---------- DATA LINES ----------

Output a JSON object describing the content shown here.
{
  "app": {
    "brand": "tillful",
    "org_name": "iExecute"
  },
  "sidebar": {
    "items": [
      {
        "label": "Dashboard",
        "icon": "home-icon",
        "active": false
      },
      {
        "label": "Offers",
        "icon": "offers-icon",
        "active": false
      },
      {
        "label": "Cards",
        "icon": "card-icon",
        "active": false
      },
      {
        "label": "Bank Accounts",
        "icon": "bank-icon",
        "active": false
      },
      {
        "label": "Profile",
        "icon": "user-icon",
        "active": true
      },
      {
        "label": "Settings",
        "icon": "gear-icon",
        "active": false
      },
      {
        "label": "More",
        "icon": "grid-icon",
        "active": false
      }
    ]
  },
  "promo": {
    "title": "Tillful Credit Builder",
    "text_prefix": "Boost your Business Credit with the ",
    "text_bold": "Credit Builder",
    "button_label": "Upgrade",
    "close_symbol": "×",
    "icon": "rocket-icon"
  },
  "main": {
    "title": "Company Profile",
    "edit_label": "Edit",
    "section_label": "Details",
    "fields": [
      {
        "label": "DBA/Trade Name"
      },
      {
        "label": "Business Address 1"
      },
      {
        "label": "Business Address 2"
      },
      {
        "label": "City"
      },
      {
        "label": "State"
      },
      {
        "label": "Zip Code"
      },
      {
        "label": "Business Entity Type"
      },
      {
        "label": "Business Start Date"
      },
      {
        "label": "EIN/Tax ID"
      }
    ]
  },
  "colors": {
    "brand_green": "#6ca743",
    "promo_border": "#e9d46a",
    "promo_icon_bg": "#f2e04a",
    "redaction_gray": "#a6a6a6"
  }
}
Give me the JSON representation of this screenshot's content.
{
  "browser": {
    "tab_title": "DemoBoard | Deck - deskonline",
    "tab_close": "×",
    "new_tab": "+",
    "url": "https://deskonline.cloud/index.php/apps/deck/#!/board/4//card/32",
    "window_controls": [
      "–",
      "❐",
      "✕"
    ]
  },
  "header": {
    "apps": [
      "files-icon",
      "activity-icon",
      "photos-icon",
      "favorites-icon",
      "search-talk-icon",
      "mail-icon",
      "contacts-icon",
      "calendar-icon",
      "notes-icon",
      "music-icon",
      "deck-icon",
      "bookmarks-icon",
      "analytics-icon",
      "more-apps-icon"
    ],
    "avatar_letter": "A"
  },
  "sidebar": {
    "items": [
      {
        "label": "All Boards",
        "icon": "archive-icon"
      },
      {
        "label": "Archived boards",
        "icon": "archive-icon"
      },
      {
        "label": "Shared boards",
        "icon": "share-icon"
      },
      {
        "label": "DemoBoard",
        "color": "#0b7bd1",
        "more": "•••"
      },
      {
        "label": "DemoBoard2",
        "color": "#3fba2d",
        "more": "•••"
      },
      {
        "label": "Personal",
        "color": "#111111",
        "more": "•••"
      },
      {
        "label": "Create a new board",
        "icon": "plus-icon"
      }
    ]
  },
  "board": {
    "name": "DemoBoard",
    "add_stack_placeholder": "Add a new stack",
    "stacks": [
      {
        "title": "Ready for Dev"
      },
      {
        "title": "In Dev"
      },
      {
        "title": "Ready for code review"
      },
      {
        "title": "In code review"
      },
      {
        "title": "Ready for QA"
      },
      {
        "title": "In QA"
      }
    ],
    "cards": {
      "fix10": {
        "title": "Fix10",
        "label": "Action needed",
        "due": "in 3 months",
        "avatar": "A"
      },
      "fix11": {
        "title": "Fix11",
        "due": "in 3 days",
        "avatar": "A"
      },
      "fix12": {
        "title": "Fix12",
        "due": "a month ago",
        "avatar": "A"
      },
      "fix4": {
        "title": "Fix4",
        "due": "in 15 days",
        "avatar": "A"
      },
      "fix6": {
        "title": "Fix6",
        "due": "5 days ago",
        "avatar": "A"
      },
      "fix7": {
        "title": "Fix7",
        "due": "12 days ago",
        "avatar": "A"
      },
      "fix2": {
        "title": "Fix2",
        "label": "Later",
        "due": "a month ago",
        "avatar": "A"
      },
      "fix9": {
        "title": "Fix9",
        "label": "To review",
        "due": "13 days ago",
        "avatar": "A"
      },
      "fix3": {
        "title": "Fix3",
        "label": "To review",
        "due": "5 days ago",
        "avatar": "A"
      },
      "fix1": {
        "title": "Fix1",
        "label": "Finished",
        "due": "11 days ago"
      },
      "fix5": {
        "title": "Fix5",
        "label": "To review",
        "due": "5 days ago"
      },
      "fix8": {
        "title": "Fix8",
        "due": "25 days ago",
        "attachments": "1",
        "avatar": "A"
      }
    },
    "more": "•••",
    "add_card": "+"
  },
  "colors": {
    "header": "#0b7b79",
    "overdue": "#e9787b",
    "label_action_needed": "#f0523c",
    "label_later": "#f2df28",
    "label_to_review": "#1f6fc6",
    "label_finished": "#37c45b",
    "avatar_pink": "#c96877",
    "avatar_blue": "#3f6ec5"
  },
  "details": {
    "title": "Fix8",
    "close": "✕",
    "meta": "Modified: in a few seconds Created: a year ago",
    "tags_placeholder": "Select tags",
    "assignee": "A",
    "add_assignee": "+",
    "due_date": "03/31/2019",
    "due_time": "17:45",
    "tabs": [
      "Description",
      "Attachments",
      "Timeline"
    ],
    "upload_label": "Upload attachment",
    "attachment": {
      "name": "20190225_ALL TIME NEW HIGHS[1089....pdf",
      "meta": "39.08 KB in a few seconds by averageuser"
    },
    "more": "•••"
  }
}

----------

SET TASK: Reproduce the listing in full. Keep it exactly as written.

ANSWER:
Output a JSON object describing the content shown here.
{
  "app": {
    "brand": "tillful",
    "org_name": "iExecute"
  },
  "sidebar": {
    "items": [
      {
        "label": "Dashboard",
        "icon": "home-icon",
        "active": false
      },
      {
        "label": "Offers",
        "icon": "offers-icon",
        "active": false
      },
      {
        "label": "Cards",
        "icon": "card-icon",
        "active": false
      },
      {
        "label": "Bank Accounts",
        "icon": "bank-icon",
        "active": false
      },
      {
        "label": "Profile",
        "icon": "user-icon",
        "active": true
      },
      {
        "label": "Settings",
        "icon": "gear-icon",
        "active": false
      },
      {
        "label": "More",
        "icon": "grid-icon",
        "active": false
      }
    ]
  },
  "promo": {
    "title": "Tillful Credit Builder",
    "text_prefix": "Boost your Business Credit with the ",
    "text_bold": "Credit Builder",
    "button_label": "Upgrade",
    "close_symbol": "×",
    "icon": "rocket-icon"
  },
  "main": {
    "title": "Company Profile",
    "edit_label": "Edit",
    "section_label": "Details",
    "fields": [
      {
        "label": "DBA/Trade Name"
      },
      {
        "label": "Business Address 1"
      },
      {
        "label": "Business Address 2"
      },
      {
        "label": "City"
      },
      {
        "label": "State"
      },
      {
        "label": "Zip Code"
      },
      {
        "label": "Business Entity Type"
      },
      {
        "label": "Business Start Date"
      },
      {
        "label": "EIN/Tax ID"
      }
    ]
  },
  "colors": {
    "brand_green": "#6ca743",
    "promo_border": "#e9d46a",
    "promo_icon_bg": "#f2e04a",
    "redaction_gray": "#a6a6a6"
  }
}
Give me the JSON representation of this screenshot's content.
{
  "browser": {
    "tab_title": "DemoBoard | Deck - deskonline",
    "tab_close": "×",
    "new_tab": "+",
    "url": "https://deskonline.cloud/index.php/apps/deck/#!/board/4//card/32",
    "window_controls": [
      "–",
      "❐",
      "✕"
    ]
  },
  "header": {
    "apps": [
      "files-icon",
      "activity-icon",
      "photos-icon",
      "favorites-icon",
      "search-talk-icon",
      "mail-icon",
      "contacts-icon",
      "calendar-icon",
      "notes-icon",
      "music-icon",
      "deck-icon",
      "bookmarks-icon",
      "analytics-icon",
      "more-apps-icon"
    ],
    "avatar_letter": "A"
  },
  "sidebar": {
    "items": [
      {
        "label": "All Boards",
        "icon": "archive-icon"
      },
      {
        "label": "Archived boards",
        "icon": "archive-icon"
      },
      {
        "label": "Shared boards",
        "icon": "share-icon"
      },
      {
        "label": "DemoBoard",
        "color": "#0b7bd1",
        "more": "•••"
      },
      {
        "label": "DemoBoard2",
        "color": "#3fba2d",
        "more": "•••"
      },
      {
        "label": "Personal",
        "color": "#111111",
        "more": "•••"
      },
      {
        "label": "Create a new board",
        "icon": "plus-icon"
      }
    ]
  },
  "board": {
    "name": "DemoBoard",
    "add_stack_placeholder": "Add a new stack",
    "stacks": [
      {
        "title": "Ready for Dev"
      },
      {
        "title": "In Dev"
      },
      {
        "title": "Ready for code review"
      },
      {
        "title": "In code review"
      },
      {
        "title": "Ready for QA"
      },
      {
        "title": "In QA"
      }
    ],
    "cards": {
      "fix10": {
        "title": "Fix10",
        "label": "Action needed",
        "due": "in 3 months",
        "avatar": "A"
      },
      "fix11": {
        "title": "Fix11",
        "due": "in 3 days",
        "avatar": "A"
      },
      "fix12": {
        "title": "Fix12",
        "due": "a month ago",
        "avatar": "A"
      },
      "fix4": {
        "title": "Fix4",
        "due": "in 15 days",
        "avatar": "A"
      },
      "fix6": {
        "title": "Fix6",
        "due": "5 days ago",
        "avatar": "A"
      },
      "fix7": {
        "title": "Fix7",
        "due": "12 days ago",
        "avatar": "A"
      },
      "fix2": {
        "title": "Fix2",
        "label": "Later",
        "due": "a month ago",
        "avatar": "A"
      },
      "fix9": {
        "title": "Fix9",
        "label": "To review",
        "due": "13 days ago",
        "avatar": "A"
      },
      "fix3": {
        "title": "Fix3",
        "label": "To review",
        "due": "5 days ago",
        "avatar": "A"
      },
      "fix1": {
        "title": "Fix1",
        "label": "Finished",
        "due": "11 days ago"
      },
      "fix5": {
        "title": "Fix5",
        "label": "To review",
        "due": "5 days ago"
      },
      "fix8": {
        "title": "Fix8",
        "due": "25 days ago",
        "attachments": "1",
        "avatar": "A"
      }
    },
    "more": "•••",
    "add_card": "+"
  },
  "colors": {
    "header": "#0b7b79",
    "overdue": "#e9787b",
    "label_action_needed": "#f0523c",
    "label_later": "#f2df28",
    "label_to_review": "#1f6fc6",
    "label_finished": "#37c45b",
    "avatar_pink": "#c96877",
    "avatar_blue": "#3f6ec5"
  },
  "details": {
    "title": "Fix8",
    "close": "✕",
    "meta": "Modified: in a few seconds Created: a year ago",
    "tags_placeholder": "Select tags",
    "assignee": "A",
    "add_assignee": "+",
    "due_date": "03/31/2019",
    "due_time": "17:45",
    "tabs": [
      "Description",
      "Attachments",
      "Timeline"
    ],
    "upload_label": "Upload attachment",
    "attachment": {
      "name": "20190225_ALL TIME NEW HIGHS[1089....pdf",
      "meta": "39.08 KB in a few seconds by averageuser"
    },
    "more": "•••"
  }
}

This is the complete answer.